Instructions for the task >> Give only the number of lines that include the string "niet".

Listed records >>
==========

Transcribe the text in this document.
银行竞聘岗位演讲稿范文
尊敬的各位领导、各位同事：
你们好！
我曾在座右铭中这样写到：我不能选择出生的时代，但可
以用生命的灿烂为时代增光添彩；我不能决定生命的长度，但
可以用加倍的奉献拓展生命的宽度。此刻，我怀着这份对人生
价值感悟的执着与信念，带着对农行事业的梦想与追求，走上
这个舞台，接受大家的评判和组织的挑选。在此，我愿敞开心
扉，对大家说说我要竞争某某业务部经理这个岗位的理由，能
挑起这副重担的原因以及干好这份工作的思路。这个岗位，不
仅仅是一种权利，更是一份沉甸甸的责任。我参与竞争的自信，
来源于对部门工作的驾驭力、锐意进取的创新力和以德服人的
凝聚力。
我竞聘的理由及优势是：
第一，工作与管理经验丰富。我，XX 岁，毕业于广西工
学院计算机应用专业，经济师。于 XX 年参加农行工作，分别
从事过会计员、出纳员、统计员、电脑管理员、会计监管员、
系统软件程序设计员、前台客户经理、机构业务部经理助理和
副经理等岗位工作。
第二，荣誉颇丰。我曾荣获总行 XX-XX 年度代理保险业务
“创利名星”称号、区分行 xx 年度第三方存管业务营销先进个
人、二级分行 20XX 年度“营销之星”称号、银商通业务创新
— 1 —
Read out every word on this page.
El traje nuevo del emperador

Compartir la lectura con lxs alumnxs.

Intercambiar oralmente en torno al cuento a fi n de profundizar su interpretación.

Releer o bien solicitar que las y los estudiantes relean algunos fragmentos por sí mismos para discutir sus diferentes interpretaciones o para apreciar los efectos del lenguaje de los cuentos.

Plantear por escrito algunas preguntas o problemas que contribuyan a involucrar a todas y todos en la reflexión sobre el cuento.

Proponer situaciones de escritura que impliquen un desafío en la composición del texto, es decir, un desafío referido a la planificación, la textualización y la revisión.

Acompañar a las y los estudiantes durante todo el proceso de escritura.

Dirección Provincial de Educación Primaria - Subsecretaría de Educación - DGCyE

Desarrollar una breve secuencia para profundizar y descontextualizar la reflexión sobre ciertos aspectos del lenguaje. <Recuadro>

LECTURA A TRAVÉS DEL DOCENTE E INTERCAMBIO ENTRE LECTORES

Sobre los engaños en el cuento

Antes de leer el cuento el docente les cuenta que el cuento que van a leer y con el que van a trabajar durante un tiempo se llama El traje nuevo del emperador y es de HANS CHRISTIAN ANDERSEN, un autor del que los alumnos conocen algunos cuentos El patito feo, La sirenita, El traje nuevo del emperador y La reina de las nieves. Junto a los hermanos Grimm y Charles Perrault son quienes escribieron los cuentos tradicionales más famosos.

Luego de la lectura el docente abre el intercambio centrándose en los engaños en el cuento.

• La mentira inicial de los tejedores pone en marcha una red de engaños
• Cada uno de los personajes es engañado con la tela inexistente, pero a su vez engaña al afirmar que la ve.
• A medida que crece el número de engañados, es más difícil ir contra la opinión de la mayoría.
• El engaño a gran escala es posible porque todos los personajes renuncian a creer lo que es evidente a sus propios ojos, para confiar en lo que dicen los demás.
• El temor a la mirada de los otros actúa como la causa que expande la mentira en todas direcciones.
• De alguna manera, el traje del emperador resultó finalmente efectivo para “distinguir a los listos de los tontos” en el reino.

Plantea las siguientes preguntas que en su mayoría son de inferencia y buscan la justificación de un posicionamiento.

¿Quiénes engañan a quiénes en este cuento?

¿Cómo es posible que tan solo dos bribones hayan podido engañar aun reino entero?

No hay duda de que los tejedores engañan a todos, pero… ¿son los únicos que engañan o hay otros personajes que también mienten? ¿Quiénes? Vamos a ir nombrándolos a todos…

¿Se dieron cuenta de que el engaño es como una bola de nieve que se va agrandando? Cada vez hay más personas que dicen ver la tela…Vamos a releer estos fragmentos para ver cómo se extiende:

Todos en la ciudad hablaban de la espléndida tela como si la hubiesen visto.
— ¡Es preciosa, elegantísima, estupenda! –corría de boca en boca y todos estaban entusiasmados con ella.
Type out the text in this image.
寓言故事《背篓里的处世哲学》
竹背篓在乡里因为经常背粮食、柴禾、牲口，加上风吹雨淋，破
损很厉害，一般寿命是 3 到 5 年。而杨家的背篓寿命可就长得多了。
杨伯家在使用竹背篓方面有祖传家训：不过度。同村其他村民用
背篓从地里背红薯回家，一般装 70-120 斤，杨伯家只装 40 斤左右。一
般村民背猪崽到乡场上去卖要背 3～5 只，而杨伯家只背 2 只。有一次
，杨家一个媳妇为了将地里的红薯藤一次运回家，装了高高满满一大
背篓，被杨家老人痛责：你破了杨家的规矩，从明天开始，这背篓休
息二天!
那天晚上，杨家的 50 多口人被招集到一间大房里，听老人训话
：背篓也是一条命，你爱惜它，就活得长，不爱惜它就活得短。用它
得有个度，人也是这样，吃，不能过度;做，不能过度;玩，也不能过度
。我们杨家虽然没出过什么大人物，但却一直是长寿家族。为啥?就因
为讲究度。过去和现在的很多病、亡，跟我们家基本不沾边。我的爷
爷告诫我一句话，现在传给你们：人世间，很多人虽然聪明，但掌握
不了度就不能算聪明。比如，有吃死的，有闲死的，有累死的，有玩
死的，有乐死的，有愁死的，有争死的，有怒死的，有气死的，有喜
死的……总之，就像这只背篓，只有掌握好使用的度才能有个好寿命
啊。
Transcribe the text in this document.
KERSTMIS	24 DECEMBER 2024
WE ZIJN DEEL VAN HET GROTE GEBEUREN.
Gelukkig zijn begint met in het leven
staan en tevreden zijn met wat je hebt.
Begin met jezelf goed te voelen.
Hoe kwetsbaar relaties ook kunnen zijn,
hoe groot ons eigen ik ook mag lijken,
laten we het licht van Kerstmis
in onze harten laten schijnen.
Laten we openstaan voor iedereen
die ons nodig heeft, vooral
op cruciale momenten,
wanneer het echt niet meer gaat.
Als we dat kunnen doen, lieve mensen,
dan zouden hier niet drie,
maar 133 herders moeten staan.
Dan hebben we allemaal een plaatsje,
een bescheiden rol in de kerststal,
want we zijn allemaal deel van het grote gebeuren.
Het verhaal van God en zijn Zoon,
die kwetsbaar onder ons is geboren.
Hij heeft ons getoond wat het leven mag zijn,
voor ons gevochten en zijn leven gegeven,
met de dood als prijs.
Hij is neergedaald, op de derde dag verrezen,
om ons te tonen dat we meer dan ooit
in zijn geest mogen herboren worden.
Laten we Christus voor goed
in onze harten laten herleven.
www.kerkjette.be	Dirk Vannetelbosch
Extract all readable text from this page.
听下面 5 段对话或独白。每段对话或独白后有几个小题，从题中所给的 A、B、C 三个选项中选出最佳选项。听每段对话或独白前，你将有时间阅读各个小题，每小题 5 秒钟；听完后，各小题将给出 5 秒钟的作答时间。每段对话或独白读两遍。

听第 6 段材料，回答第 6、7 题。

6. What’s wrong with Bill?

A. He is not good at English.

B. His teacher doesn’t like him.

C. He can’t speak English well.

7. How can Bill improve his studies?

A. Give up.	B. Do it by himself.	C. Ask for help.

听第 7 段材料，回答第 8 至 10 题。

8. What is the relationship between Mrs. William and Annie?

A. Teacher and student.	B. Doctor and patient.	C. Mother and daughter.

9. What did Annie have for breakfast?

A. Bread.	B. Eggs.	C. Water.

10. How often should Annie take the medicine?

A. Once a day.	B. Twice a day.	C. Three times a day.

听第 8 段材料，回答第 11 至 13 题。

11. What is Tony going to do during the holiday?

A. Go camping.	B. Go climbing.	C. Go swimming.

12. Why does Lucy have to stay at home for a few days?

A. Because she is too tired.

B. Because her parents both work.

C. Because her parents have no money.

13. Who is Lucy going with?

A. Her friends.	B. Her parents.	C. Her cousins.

==========

Solution to the problem >> 2